Dataset extract
========

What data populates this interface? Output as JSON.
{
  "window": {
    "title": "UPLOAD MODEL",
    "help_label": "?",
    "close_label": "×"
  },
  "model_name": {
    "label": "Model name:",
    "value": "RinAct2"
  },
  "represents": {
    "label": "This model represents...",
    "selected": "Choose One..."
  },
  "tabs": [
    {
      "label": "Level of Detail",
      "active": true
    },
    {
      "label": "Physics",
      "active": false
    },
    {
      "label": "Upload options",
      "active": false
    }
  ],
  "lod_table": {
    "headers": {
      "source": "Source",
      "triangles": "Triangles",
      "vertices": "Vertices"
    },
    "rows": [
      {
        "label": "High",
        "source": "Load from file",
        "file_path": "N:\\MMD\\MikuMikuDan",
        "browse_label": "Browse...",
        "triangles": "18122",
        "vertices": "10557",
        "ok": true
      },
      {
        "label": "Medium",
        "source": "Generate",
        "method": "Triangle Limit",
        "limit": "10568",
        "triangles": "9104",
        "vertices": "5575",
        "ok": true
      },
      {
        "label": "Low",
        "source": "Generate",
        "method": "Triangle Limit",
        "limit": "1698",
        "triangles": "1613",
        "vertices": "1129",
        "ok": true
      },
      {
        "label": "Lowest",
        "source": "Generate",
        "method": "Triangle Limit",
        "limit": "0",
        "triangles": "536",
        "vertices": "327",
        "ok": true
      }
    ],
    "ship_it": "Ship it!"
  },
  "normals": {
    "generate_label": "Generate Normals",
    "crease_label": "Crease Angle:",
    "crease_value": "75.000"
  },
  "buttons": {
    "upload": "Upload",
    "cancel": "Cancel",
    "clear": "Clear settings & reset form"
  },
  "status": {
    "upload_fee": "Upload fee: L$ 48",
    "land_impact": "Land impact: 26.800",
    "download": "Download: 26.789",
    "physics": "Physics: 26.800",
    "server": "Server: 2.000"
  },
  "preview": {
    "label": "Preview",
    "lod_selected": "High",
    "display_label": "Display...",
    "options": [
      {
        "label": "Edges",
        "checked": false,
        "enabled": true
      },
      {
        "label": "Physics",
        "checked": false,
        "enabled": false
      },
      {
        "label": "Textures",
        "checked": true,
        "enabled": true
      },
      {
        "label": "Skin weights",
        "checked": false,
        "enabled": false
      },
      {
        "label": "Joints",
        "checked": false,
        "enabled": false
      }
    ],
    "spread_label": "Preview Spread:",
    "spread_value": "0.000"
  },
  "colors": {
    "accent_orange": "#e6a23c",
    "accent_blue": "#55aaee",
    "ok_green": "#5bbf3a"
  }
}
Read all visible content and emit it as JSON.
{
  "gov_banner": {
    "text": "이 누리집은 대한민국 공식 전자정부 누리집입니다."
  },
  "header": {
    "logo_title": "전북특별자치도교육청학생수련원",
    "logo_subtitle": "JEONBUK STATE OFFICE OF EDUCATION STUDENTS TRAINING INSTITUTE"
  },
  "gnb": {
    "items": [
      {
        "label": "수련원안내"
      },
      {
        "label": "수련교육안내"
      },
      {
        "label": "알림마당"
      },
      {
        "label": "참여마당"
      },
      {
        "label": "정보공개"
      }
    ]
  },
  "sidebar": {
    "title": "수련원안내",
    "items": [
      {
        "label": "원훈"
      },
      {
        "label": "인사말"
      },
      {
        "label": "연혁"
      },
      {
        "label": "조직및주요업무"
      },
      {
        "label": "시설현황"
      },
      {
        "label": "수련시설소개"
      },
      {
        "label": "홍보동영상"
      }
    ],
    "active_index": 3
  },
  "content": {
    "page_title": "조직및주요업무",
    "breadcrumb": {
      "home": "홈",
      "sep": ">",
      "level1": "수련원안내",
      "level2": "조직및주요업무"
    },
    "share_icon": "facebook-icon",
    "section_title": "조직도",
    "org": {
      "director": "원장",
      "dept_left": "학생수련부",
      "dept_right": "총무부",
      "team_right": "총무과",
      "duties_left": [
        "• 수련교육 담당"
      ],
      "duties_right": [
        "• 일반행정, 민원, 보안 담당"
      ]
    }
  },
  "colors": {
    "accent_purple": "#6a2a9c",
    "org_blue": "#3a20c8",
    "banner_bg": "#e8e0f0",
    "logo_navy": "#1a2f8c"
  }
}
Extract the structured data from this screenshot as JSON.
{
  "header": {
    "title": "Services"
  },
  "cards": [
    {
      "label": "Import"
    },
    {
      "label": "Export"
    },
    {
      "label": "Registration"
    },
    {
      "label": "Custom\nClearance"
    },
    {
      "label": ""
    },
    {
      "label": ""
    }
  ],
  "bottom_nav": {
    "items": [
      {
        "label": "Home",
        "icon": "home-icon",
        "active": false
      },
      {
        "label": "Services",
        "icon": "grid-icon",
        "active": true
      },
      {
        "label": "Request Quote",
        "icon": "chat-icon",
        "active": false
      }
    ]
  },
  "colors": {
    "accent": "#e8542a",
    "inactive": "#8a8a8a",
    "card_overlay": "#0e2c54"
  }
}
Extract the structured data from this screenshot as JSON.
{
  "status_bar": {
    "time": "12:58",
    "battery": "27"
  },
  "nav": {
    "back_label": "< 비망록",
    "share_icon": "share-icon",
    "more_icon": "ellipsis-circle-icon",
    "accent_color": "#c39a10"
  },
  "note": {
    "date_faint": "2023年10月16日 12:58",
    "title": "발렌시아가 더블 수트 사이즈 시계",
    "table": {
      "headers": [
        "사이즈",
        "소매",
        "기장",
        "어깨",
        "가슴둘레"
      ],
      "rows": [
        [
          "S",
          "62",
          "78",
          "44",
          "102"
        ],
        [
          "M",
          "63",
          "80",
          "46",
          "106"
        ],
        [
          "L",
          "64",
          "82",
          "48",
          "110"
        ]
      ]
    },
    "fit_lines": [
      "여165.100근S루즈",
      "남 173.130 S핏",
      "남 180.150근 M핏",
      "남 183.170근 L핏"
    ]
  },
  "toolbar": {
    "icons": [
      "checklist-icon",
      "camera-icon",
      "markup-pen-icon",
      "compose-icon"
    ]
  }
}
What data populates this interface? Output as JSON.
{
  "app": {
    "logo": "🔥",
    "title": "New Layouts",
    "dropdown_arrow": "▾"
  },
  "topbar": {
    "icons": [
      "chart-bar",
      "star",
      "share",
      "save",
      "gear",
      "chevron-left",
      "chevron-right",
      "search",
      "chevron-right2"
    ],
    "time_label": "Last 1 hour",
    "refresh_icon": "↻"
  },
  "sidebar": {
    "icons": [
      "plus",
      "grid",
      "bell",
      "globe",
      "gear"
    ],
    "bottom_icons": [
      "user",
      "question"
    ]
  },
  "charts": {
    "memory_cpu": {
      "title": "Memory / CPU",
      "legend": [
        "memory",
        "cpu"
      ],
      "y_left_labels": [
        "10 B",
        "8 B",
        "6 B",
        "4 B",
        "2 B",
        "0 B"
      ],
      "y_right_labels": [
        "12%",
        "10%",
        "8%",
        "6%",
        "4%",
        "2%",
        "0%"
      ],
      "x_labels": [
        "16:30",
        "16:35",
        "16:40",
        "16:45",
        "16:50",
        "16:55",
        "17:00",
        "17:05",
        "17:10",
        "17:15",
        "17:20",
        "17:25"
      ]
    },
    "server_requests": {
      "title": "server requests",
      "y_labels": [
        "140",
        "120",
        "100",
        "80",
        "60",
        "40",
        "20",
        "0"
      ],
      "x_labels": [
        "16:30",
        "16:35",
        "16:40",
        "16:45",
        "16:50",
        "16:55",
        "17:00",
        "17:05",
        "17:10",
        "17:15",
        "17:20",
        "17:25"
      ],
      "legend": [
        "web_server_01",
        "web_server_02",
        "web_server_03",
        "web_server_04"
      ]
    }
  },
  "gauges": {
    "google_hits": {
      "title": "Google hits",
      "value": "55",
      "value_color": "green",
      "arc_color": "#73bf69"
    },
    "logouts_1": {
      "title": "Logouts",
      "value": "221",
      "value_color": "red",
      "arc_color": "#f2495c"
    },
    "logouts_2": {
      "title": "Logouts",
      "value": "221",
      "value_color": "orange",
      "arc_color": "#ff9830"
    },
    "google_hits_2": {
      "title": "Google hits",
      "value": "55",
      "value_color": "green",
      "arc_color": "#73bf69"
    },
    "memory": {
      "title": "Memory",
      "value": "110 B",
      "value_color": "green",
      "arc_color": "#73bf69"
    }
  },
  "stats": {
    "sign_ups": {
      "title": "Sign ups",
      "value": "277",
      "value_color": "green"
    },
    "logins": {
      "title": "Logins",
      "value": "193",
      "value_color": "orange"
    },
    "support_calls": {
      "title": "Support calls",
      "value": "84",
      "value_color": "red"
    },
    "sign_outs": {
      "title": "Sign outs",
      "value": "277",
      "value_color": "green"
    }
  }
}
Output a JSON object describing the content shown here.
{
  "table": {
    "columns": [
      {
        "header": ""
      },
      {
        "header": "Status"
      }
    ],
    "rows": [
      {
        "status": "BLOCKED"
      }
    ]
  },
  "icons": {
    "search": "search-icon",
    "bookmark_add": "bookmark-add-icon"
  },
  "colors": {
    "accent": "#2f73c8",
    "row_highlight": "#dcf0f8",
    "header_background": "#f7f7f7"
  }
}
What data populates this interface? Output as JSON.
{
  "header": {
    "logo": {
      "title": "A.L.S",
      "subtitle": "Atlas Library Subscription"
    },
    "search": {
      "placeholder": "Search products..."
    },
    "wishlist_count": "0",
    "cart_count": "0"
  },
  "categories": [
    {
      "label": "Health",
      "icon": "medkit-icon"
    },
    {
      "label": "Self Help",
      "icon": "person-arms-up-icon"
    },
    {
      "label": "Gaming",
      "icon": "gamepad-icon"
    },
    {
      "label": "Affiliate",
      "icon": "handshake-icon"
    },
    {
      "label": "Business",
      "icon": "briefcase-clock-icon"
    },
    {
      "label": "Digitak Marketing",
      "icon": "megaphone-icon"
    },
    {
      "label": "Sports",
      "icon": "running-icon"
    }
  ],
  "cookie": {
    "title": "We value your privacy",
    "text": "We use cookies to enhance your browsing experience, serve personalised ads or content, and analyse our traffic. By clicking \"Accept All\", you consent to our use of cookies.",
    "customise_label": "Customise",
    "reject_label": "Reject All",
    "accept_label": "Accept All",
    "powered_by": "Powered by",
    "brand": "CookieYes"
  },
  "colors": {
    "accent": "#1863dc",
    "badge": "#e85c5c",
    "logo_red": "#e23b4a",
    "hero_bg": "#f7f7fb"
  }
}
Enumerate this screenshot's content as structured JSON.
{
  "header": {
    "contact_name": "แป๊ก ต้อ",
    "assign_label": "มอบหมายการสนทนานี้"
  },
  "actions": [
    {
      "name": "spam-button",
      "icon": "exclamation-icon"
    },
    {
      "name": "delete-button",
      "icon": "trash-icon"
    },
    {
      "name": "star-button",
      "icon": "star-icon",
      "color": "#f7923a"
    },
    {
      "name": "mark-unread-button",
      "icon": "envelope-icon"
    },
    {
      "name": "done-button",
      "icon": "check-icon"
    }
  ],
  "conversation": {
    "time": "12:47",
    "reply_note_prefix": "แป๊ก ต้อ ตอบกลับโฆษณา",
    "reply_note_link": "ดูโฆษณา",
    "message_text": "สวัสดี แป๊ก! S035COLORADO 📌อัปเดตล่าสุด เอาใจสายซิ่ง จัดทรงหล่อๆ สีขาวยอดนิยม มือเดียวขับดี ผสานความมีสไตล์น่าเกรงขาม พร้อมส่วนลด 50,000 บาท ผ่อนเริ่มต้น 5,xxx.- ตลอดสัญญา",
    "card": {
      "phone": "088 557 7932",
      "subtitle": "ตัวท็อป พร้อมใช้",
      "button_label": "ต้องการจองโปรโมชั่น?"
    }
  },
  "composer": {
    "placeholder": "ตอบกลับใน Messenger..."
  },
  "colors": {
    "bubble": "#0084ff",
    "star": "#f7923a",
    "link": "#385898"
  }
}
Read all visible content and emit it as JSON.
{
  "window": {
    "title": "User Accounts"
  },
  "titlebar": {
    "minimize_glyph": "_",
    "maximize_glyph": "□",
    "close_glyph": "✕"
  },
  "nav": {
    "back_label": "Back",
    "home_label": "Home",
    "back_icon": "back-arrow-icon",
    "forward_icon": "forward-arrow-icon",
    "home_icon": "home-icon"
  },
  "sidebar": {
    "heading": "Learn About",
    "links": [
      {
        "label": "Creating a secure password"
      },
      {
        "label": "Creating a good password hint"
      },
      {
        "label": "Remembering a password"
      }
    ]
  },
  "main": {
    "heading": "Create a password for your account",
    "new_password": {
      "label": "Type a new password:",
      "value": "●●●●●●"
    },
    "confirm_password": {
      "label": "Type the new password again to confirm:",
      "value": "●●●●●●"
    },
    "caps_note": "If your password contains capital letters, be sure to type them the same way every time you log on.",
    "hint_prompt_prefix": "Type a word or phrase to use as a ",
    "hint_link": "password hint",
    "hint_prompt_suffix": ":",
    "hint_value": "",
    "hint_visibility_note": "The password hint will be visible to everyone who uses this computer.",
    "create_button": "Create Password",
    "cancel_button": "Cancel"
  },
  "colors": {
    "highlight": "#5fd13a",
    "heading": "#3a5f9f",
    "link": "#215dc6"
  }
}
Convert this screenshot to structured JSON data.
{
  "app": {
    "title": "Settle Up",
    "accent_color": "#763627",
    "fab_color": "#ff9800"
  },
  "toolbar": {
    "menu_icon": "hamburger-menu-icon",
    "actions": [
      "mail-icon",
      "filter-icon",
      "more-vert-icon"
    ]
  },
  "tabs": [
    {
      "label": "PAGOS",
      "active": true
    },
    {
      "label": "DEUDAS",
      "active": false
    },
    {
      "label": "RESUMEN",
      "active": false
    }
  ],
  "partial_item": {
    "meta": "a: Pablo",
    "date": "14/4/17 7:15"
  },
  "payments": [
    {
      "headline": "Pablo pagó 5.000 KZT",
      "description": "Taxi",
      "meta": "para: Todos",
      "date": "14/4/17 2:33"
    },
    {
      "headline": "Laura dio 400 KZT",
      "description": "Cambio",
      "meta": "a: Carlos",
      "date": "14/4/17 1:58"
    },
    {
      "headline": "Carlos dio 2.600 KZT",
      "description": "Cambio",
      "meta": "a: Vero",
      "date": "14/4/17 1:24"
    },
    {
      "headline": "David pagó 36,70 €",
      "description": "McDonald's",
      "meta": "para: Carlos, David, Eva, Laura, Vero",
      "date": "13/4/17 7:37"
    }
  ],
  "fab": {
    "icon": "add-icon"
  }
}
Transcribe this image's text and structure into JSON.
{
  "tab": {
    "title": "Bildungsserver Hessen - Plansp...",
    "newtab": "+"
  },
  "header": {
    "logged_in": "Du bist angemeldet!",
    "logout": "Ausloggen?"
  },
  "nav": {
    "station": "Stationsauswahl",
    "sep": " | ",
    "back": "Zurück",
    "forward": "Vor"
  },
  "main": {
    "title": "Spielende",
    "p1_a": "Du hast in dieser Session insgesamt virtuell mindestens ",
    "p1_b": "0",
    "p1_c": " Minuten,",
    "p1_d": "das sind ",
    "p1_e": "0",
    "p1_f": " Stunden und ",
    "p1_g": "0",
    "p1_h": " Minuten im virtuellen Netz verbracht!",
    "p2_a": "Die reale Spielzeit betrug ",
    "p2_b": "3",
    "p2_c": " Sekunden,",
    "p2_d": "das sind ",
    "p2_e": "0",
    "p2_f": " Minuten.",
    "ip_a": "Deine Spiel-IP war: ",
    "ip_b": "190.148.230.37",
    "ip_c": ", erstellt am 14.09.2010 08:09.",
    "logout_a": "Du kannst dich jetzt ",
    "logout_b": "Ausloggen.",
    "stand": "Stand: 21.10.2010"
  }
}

========

To be done
Exact repetition is required for the lines from the one that contains "Transcribe this image's" through the final line; leave out everything else.

Expected answer
Transcribe this image's text and structure into JSON.
{
  "tab": {
    "title": "Bildungsserver Hessen - Plansp...",
    "newtab": "+"
  },
  "header": {
    "logged_in": "Du bist angemeldet!",
    "logout": "Ausloggen?"
  },
  "nav": {
    "station": "Stationsauswahl",
    "sep": " | ",
    "back": "Zurück",
    "forward": "Vor"
  },
  "main": {
    "title": "Spielende",
    "p1_a": "Du hast in dieser Session insgesamt virtuell mindestens ",
    "p1_b": "0",
    "p1_c": " Minuten,",
    "p1_d": "das sind ",
    "p1_e": "0",
    "p1_f": " Stunden und ",
    "p1_g": "0",
    "p1_h": " Minuten im virtuellen Netz verbracht!",
    "p2_a": "Die reale Spielzeit betrug ",
    "p2_b": "3",
    "p2_c": " Sekunden,",
    "p2_d": "das sind ",
    "p2_e": "0",
    "p2_f": " Minuten.",
    "ip_a": "Deine Spiel-IP war: ",
    "ip_b": "190.148.230.37",
    "ip_c": ", erstellt am 14.09.2010 08:09.",
    "logout_a": "Du kannst dich jetzt ",
    "logout_b": "Ausloggen.",
    "stand": "Stand: 21.10.2010"
  }
}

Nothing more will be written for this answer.